Material:
▼
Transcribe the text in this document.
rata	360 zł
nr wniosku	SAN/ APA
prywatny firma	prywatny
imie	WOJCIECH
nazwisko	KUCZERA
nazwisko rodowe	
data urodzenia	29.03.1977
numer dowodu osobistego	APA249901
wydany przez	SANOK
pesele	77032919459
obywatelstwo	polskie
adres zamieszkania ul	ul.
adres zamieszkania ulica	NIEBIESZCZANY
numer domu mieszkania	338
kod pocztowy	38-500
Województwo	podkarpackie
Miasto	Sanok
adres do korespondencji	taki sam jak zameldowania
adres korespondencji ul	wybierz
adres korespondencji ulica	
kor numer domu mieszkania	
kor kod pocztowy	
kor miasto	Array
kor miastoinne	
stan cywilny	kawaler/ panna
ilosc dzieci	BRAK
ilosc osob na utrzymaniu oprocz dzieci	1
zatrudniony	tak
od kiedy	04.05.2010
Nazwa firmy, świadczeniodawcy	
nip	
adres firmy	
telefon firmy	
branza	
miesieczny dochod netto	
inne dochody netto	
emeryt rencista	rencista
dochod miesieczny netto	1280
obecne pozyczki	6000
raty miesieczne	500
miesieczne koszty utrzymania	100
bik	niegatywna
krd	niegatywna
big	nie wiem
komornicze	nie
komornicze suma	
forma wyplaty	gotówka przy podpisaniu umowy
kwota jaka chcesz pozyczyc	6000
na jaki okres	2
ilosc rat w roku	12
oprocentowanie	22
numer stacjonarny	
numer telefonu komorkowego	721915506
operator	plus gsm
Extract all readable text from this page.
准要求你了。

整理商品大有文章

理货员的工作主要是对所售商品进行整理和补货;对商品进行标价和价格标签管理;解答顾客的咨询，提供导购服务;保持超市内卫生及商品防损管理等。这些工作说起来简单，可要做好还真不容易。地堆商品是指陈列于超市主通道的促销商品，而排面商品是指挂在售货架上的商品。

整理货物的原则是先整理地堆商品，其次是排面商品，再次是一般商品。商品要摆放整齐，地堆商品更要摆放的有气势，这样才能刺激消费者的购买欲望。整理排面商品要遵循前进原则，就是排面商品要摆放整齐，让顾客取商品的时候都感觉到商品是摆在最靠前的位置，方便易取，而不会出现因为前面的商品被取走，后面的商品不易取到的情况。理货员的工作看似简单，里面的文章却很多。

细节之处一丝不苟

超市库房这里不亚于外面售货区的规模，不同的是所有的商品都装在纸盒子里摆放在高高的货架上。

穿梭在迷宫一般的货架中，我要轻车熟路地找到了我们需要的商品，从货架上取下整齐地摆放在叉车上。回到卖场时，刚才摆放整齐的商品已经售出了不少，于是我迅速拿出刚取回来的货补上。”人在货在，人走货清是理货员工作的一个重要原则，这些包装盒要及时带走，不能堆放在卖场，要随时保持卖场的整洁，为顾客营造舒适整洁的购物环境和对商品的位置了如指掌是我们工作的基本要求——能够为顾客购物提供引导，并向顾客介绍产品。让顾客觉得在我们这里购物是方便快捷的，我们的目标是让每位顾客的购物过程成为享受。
▲
Problem to work on: Using the entries above, find all lines with "dzieci". Copy them.

Solution for this task:
ilosc dzieci	BRAK
ilosc osob na utrzymaniu oprocz dzieci	1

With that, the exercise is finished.